TASK:
Using the listing below, please gather every line containing the word "logo".
★ ★ ★
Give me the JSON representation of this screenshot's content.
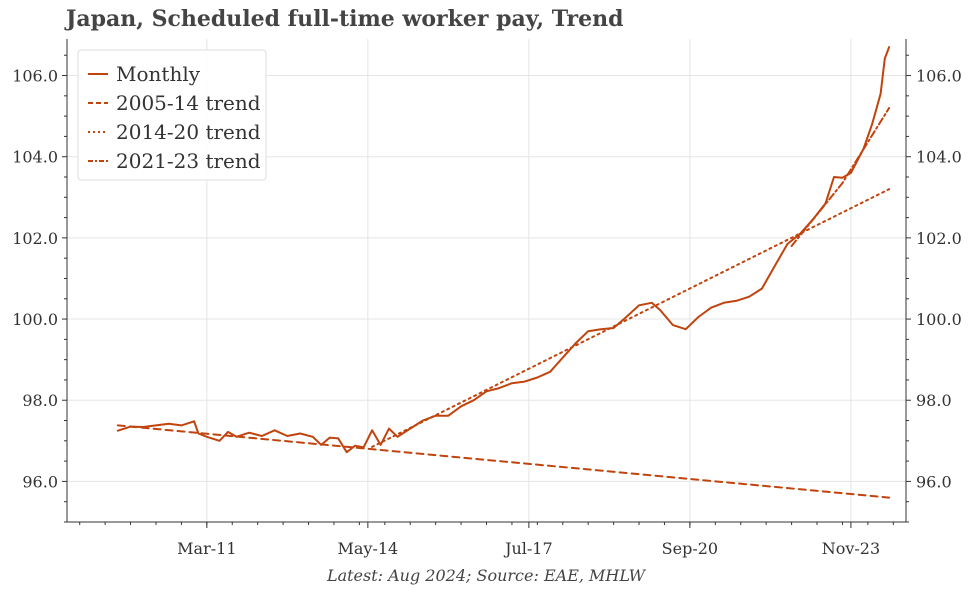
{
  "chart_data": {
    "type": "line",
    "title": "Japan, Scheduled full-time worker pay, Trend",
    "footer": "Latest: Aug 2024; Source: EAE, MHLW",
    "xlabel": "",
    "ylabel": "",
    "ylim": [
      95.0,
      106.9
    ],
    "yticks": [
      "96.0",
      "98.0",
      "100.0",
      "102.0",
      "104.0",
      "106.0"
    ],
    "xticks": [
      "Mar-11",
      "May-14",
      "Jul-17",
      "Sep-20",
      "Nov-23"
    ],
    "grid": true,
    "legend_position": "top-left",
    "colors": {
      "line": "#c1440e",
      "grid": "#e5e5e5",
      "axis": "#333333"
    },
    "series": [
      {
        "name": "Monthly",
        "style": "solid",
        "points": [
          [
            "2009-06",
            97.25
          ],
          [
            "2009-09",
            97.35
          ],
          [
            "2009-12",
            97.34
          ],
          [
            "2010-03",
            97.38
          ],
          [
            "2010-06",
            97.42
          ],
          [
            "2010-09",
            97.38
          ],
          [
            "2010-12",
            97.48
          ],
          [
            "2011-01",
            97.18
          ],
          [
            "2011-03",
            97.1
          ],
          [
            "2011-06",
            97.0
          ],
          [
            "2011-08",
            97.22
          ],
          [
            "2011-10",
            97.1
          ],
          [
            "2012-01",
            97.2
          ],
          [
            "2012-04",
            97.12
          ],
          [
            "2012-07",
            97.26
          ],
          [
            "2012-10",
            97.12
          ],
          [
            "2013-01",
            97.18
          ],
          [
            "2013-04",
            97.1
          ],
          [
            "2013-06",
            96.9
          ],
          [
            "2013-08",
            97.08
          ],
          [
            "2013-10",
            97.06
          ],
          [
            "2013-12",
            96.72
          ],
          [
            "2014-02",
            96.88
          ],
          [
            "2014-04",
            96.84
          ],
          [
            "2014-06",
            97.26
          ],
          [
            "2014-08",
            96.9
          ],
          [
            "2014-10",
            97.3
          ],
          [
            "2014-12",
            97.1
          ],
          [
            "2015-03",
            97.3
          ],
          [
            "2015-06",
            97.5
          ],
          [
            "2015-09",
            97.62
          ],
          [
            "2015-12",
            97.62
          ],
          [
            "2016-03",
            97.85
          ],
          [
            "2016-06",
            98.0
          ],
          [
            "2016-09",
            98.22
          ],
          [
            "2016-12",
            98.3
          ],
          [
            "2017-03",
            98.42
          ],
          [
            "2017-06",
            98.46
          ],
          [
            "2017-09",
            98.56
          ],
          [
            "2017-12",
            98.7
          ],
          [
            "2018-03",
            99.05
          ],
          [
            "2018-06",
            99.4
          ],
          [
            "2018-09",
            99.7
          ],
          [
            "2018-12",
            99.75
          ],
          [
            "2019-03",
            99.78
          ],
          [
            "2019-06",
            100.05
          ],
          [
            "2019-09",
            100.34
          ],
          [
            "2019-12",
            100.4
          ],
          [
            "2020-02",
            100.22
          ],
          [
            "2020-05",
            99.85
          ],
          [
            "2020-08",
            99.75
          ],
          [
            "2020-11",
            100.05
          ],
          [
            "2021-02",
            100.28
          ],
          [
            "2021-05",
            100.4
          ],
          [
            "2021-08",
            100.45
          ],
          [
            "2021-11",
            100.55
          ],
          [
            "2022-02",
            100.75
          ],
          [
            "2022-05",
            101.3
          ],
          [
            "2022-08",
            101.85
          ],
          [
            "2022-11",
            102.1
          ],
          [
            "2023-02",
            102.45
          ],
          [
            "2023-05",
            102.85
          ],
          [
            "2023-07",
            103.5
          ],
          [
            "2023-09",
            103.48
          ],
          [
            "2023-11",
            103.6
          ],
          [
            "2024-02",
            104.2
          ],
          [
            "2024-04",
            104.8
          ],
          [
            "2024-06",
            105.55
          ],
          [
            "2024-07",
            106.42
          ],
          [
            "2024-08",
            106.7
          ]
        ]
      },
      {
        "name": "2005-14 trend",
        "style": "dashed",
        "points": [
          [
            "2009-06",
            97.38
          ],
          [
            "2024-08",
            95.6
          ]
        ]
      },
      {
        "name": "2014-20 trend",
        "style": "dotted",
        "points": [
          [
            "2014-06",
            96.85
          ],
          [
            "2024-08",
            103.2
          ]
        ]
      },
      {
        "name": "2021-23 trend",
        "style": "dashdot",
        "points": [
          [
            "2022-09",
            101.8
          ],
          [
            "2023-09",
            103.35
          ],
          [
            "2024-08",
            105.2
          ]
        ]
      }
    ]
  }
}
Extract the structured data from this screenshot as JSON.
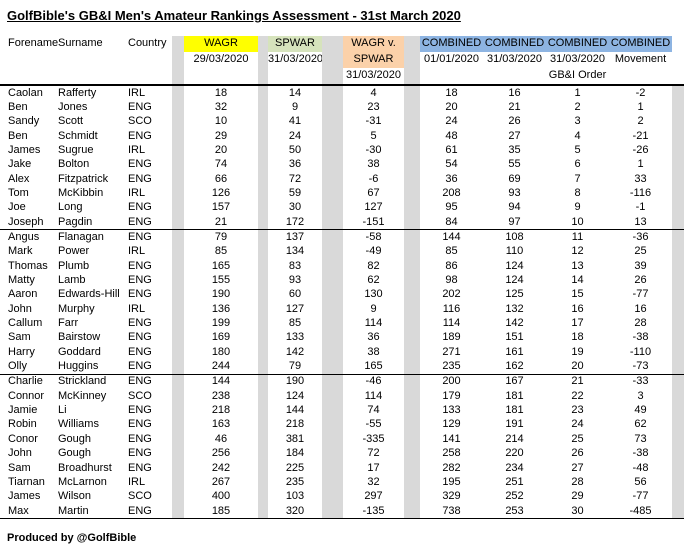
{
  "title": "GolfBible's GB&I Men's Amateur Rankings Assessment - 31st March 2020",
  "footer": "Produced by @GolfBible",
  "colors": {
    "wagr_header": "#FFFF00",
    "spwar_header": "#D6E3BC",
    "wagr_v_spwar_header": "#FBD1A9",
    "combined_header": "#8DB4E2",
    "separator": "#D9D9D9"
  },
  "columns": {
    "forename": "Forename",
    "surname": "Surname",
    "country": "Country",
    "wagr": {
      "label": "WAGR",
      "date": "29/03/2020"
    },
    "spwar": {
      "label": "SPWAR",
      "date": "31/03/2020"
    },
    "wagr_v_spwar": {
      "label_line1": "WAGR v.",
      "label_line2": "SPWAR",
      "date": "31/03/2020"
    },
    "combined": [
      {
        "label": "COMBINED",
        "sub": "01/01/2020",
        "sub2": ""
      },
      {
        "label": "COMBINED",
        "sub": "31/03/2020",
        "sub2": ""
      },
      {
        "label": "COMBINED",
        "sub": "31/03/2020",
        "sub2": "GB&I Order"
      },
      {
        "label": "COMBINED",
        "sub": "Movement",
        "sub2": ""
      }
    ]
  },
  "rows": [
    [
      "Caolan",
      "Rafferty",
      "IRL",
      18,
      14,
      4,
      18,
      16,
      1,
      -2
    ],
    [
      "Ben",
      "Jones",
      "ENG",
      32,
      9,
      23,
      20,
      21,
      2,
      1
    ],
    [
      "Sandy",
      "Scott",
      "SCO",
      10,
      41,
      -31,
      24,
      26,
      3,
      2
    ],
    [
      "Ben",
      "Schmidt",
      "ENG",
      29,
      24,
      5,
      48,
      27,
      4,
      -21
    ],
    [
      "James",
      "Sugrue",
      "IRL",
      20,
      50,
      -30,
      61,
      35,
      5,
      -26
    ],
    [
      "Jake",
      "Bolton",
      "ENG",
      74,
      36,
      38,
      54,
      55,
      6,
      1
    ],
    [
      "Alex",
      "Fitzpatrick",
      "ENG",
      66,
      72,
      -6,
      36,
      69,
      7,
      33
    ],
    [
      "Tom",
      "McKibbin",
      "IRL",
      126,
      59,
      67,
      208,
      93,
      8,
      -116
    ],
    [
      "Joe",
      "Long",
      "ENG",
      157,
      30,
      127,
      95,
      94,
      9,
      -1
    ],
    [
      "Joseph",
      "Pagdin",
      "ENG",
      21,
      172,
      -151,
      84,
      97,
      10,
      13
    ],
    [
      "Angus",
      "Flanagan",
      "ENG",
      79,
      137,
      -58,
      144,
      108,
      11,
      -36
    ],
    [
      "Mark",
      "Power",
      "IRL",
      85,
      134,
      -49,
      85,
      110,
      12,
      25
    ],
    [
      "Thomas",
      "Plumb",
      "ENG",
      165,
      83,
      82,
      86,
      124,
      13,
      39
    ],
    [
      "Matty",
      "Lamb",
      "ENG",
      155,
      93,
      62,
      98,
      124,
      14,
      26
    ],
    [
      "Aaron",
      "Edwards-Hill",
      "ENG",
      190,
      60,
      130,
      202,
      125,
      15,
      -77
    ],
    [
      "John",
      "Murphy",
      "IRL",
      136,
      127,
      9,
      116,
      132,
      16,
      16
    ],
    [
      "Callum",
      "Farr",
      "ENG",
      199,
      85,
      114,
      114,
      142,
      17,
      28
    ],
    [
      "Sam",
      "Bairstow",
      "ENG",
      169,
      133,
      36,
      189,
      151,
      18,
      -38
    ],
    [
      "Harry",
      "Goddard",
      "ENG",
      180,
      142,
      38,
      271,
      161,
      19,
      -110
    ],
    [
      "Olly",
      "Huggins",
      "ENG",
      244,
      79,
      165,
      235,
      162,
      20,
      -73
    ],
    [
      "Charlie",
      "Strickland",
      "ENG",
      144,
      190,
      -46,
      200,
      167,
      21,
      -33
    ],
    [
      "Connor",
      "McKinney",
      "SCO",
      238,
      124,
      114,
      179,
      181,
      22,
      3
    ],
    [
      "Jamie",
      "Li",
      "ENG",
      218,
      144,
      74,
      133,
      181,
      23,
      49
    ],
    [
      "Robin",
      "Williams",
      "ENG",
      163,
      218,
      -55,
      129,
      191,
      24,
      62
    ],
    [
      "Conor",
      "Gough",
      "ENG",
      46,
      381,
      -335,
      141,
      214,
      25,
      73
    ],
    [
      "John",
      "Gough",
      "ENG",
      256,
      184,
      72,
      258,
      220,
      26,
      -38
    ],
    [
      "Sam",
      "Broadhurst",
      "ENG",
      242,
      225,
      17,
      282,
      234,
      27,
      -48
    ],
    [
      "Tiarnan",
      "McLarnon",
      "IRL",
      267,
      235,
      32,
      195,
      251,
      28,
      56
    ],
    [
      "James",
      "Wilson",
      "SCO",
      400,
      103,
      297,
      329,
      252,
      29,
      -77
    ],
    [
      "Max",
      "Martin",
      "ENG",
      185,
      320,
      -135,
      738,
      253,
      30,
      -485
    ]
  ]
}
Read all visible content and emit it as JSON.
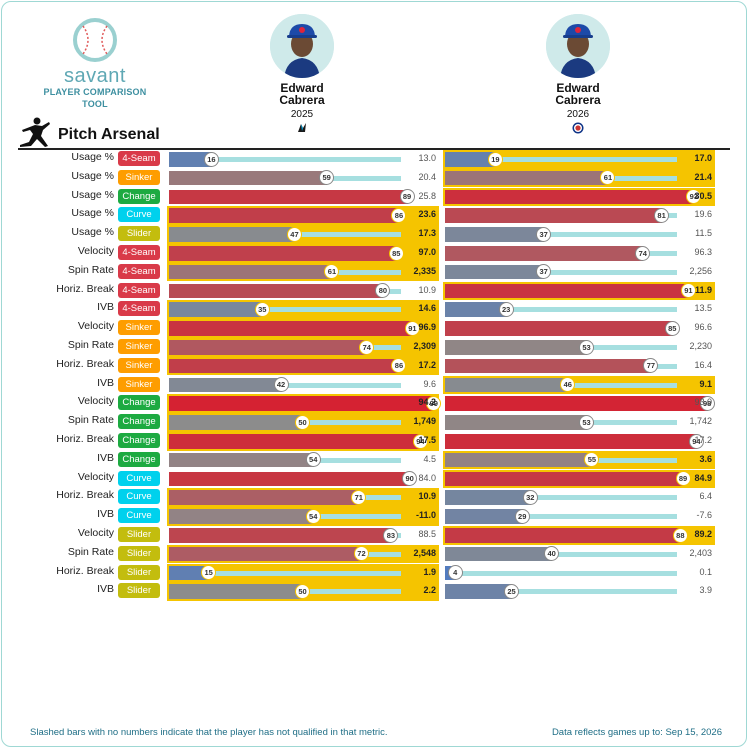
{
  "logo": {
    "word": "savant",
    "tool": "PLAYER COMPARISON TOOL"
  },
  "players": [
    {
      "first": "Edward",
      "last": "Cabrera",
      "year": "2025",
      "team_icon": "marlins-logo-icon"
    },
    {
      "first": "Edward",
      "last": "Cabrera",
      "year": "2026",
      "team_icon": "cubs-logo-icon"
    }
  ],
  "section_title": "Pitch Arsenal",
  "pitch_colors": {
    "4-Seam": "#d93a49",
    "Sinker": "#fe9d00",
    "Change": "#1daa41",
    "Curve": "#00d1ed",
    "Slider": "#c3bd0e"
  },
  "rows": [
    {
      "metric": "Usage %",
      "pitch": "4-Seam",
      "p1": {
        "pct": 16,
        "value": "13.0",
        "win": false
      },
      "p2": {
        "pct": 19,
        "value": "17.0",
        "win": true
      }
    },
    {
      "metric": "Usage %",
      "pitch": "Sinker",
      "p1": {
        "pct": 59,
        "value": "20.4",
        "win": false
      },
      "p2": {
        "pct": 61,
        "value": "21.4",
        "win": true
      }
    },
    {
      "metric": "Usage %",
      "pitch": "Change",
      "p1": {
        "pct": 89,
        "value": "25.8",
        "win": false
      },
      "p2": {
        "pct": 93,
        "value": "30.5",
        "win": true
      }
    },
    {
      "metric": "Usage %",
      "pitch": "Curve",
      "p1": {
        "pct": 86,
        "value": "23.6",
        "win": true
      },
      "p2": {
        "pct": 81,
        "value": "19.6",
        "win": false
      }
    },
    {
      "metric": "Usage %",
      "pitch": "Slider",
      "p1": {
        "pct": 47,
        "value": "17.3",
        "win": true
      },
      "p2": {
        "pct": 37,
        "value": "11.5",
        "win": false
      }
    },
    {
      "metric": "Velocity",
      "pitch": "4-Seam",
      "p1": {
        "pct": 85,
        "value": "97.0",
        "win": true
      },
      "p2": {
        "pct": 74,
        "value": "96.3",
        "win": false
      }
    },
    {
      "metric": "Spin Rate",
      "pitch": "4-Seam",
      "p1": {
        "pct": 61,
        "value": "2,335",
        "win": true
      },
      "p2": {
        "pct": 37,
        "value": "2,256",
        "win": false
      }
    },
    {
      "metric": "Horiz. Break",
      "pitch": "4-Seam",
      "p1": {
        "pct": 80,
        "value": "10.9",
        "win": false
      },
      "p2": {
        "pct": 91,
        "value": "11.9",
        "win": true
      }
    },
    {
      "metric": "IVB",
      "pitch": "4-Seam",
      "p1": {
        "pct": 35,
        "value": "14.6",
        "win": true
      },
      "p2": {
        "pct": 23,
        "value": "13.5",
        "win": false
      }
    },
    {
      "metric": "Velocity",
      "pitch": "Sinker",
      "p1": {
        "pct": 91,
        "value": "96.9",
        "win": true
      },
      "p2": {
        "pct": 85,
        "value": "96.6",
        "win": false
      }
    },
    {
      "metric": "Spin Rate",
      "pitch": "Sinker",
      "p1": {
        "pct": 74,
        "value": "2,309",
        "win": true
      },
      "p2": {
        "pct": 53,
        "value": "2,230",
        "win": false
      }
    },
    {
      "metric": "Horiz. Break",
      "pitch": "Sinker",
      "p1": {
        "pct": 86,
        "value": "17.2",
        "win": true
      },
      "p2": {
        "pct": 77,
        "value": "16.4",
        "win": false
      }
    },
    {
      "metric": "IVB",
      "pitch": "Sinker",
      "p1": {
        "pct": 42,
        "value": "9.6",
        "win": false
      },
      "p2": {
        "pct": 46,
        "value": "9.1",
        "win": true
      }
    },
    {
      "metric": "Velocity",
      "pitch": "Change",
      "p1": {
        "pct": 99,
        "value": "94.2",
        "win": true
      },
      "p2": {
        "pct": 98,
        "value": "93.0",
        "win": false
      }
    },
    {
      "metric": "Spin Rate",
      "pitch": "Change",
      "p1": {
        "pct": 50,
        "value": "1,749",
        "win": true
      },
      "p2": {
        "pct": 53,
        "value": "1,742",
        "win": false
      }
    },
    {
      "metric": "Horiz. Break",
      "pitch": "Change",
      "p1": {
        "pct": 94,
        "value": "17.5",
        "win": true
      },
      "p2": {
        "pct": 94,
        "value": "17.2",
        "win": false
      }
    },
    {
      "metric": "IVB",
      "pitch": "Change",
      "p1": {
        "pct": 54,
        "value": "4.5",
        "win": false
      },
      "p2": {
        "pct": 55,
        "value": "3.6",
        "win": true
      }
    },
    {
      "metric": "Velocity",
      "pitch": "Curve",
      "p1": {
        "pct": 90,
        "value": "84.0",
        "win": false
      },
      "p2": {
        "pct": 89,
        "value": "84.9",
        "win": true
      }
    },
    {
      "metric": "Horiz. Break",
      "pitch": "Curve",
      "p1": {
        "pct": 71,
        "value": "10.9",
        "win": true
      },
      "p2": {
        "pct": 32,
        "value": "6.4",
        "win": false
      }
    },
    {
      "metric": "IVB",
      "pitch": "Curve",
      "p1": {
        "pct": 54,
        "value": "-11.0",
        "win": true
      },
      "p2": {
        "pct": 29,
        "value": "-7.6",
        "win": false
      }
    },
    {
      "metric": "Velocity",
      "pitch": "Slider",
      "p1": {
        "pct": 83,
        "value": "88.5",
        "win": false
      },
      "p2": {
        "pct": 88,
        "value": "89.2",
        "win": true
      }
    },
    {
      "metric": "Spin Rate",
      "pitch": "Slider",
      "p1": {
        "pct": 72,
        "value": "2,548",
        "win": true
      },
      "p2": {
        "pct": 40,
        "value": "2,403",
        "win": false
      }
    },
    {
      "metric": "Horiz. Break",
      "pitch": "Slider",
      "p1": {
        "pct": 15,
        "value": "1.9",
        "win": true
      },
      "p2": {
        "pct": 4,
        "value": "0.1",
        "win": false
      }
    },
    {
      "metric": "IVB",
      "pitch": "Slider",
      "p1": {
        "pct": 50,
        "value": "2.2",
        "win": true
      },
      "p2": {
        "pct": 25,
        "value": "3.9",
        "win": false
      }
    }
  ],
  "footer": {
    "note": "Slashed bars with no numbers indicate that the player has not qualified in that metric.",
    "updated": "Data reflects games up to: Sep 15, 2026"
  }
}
★ ★ ★
FINISHED EXERCISE:
  "logo": {
      "team_icon": "marlins-logo-icon"
      "team_icon": "cubs-logo-icon"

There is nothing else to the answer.